(TASK PROMPT):
Read the records and gather each line that includes "name".

•••

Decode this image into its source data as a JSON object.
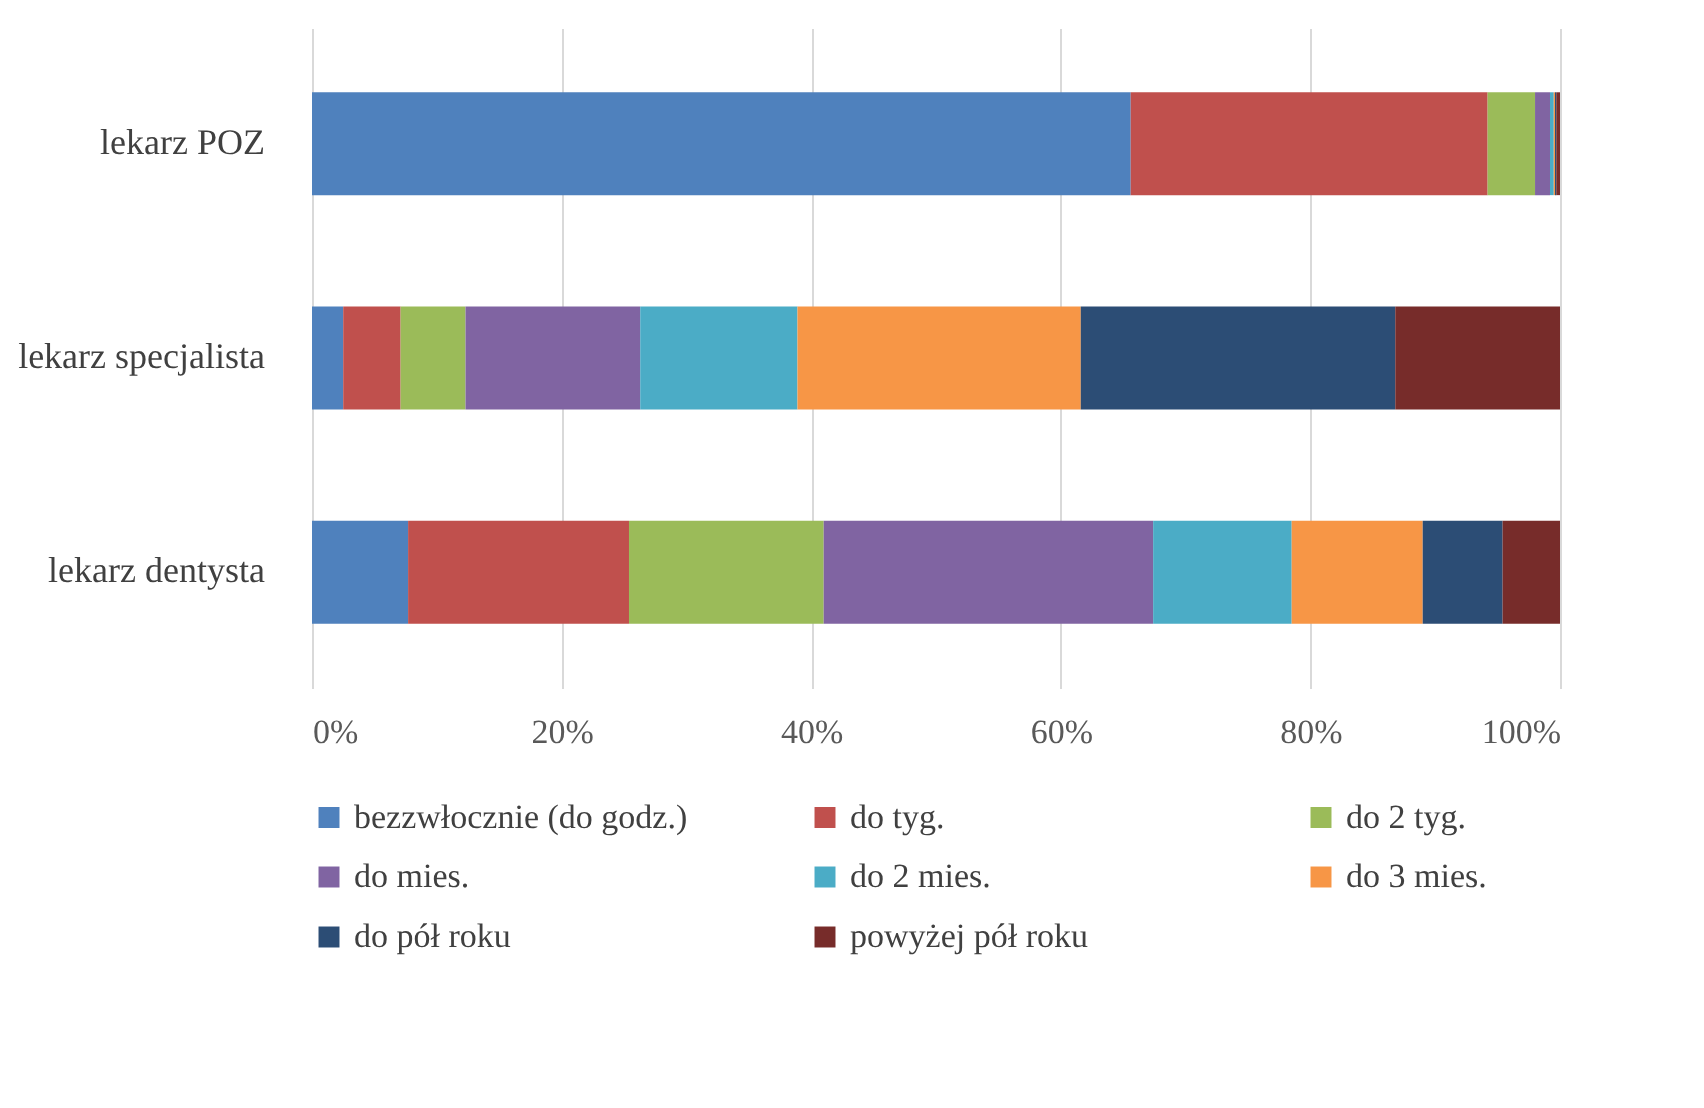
{
  "chart_data": {
    "type": "bar",
    "orientation": "horizontal",
    "stacked": true,
    "categories": [
      "lekarz POZ",
      "lekarz specjalista",
      "lekarz dentysta"
    ],
    "xlim": [
      0,
      100
    ],
    "xticks": [
      {
        "value": 0,
        "label": "0%"
      },
      {
        "value": 20,
        "label": "20%"
      },
      {
        "value": 40,
        "label": "40%"
      },
      {
        "value": 60,
        "label": "60%"
      },
      {
        "value": 80,
        "label": "80%"
      },
      {
        "value": 100,
        "label": "100%"
      }
    ],
    "grid": "x",
    "legend": "bottom",
    "series": [
      {
        "name": "bezzwłocznie (do godz.)",
        "color": "#4f81bd",
        "values": [
          65.6,
          2.5,
          7.7
        ]
      },
      {
        "name": "do tyg.",
        "color": "#c0504d",
        "values": [
          28.6,
          4.6,
          17.7
        ]
      },
      {
        "name": "do 2 tyg.",
        "color": "#9bbb59",
        "values": [
          3.8,
          5.2,
          15.6
        ]
      },
      {
        "name": "do mies.",
        "color": "#8064a2",
        "values": [
          1.2,
          14.0,
          26.4
        ]
      },
      {
        "name": "do 2 mies.",
        "color": "#4bacc6",
        "values": [
          0.3,
          12.6,
          11.1
        ]
      },
      {
        "name": "do 3 mies.",
        "color": "#f79646",
        "values": [
          0.1,
          22.7,
          10.5
        ]
      },
      {
        "name": "do pół roku",
        "color": "#2c4d75",
        "values": [
          0.1,
          25.2,
          6.4
        ]
      },
      {
        "name": "powyżej pół roku",
        "color": "#772c2a",
        "values": [
          0.3,
          13.2,
          4.6
        ]
      }
    ]
  }
}
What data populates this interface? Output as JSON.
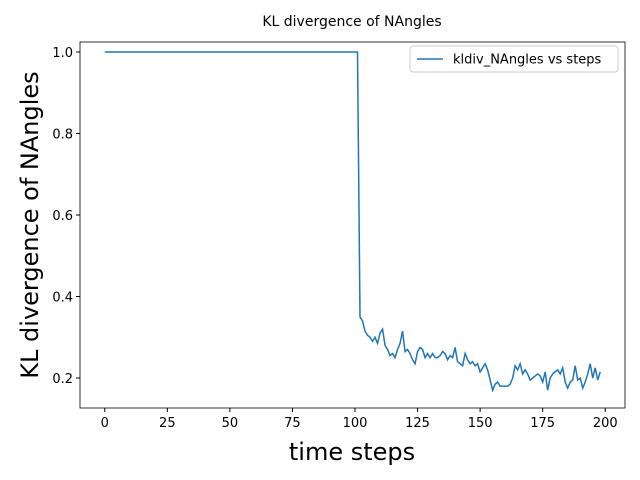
{
  "chart_data": {
    "type": "line",
    "title": "KL divergence of NAngles",
    "x_label": "time steps",
    "y_label": "KL divergence of NAngles",
    "legend": "upper right",
    "xlim": [
      -9.9,
      207.9
    ],
    "ylim": [
      0.1264,
      1.0245
    ],
    "xticks": [
      0,
      25,
      50,
      75,
      100,
      125,
      150,
      175,
      200
    ],
    "yticks": [
      0.2,
      0.4,
      0.6,
      0.8,
      {
        "value": 1.0,
        "label": "1.0"
      }
    ],
    "x": [
      0,
      1,
      2,
      3,
      4,
      5,
      6,
      7,
      8,
      9,
      10,
      11,
      12,
      13,
      14,
      15,
      16,
      17,
      18,
      19,
      20,
      21,
      22,
      23,
      24,
      25,
      26,
      27,
      28,
      29,
      30,
      31,
      32,
      33,
      34,
      35,
      36,
      37,
      38,
      39,
      40,
      41,
      42,
      43,
      44,
      45,
      46,
      47,
      48,
      49,
      50,
      51,
      52,
      53,
      54,
      55,
      56,
      57,
      58,
      59,
      60,
      61,
      62,
      63,
      64,
      65,
      66,
      67,
      68,
      69,
      70,
      71,
      72,
      73,
      74,
      75,
      76,
      77,
      78,
      79,
      80,
      81,
      82,
      83,
      84,
      85,
      86,
      87,
      88,
      89,
      90,
      91,
      92,
      93,
      94,
      95,
      96,
      97,
      98,
      99,
      100,
      101,
      102,
      103,
      104,
      105,
      106,
      107,
      108,
      109,
      110,
      111,
      112,
      113,
      114,
      115,
      116,
      117,
      118,
      119,
      120,
      121,
      122,
      123,
      124,
      125,
      126,
      127,
      128,
      129,
      130,
      131,
      132,
      133,
      134,
      135,
      136,
      137,
      138,
      139,
      140,
      141,
      142,
      143,
      144,
      145,
      146,
      147,
      148,
      149,
      150,
      151,
      152,
      153,
      154,
      155,
      156,
      157,
      158,
      159,
      160,
      161,
      162,
      163,
      164,
      165,
      166,
      167,
      168,
      169,
      170,
      171,
      172,
      173,
      174,
      175,
      176,
      177,
      178,
      179,
      180,
      181,
      182,
      183,
      184,
      185,
      186,
      187,
      188,
      189,
      190,
      191,
      192,
      193,
      194,
      195,
      196,
      197,
      198
    ],
    "series": [
      {
        "name": "kldiv_NAngles vs steps",
        "color": "#1f77b4",
        "values": [
          1,
          1,
          1,
          1,
          1,
          1,
          1,
          1,
          1,
          1,
          1,
          1,
          1,
          1,
          1,
          1,
          1,
          1,
          1,
          1,
          1,
          1,
          1,
          1,
          1,
          1,
          1,
          1,
          1,
          1,
          1,
          1,
          1,
          1,
          1,
          1,
          1,
          1,
          1,
          1,
          1,
          1,
          1,
          1,
          1,
          1,
          1,
          1,
          1,
          1,
          1,
          1,
          1,
          1,
          1,
          1,
          1,
          1,
          1,
          1,
          1,
          1,
          1,
          1,
          1,
          1,
          1,
          1,
          1,
          1,
          1,
          1,
          1,
          1,
          1,
          1,
          1,
          1,
          1,
          1,
          1,
          1,
          1,
          1,
          1,
          1,
          1,
          1,
          1,
          1,
          1,
          1,
          1,
          1,
          1,
          1,
          1,
          1,
          1,
          1,
          1,
          1,
          0.35,
          0.34,
          0.315,
          0.305,
          0.3,
          0.29,
          0.3,
          0.285,
          0.31,
          0.32,
          0.28,
          0.27,
          0.255,
          0.26,
          0.25,
          0.27,
          0.285,
          0.315,
          0.265,
          0.27,
          0.26,
          0.245,
          0.235,
          0.265,
          0.275,
          0.27,
          0.25,
          0.26,
          0.25,
          0.26,
          0.25,
          0.25,
          0.255,
          0.265,
          0.26,
          0.245,
          0.255,
          0.25,
          0.275,
          0.24,
          0.235,
          0.23,
          0.26,
          0.245,
          0.235,
          0.24,
          0.23,
          0.235,
          0.215,
          0.225,
          0.235,
          0.22,
          0.195,
          0.17,
          0.185,
          0.19,
          0.18,
          0.18,
          0.18,
          0.18,
          0.185,
          0.2,
          0.23,
          0.22,
          0.235,
          0.21,
          0.22,
          0.21,
          0.195,
          0.2,
          0.205,
          0.21,
          0.205,
          0.19,
          0.215,
          0.17,
          0.2,
          0.21,
          0.215,
          0.22,
          0.21,
          0.225,
          0.19,
          0.175,
          0.19,
          0.195,
          0.23,
          0.195,
          0.2,
          0.175,
          0.19,
          0.21,
          0.235,
          0.2,
          0.225,
          0.195,
          0.215
        ]
      }
    ]
  }
}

•••

(THE OUTPUT):
        "name": "bezzwłocznie (do godz.)",
        "name": "do tyg.",
        "name": "do 2 tyg.",
        "name": "do mies.",
        "name": "do 2 mies.",
        "name": "do 3 mies.",
        "name": "do pół roku",
        "name": "powyżej pół roku",
        "name": "kldiv_NAngles vs steps",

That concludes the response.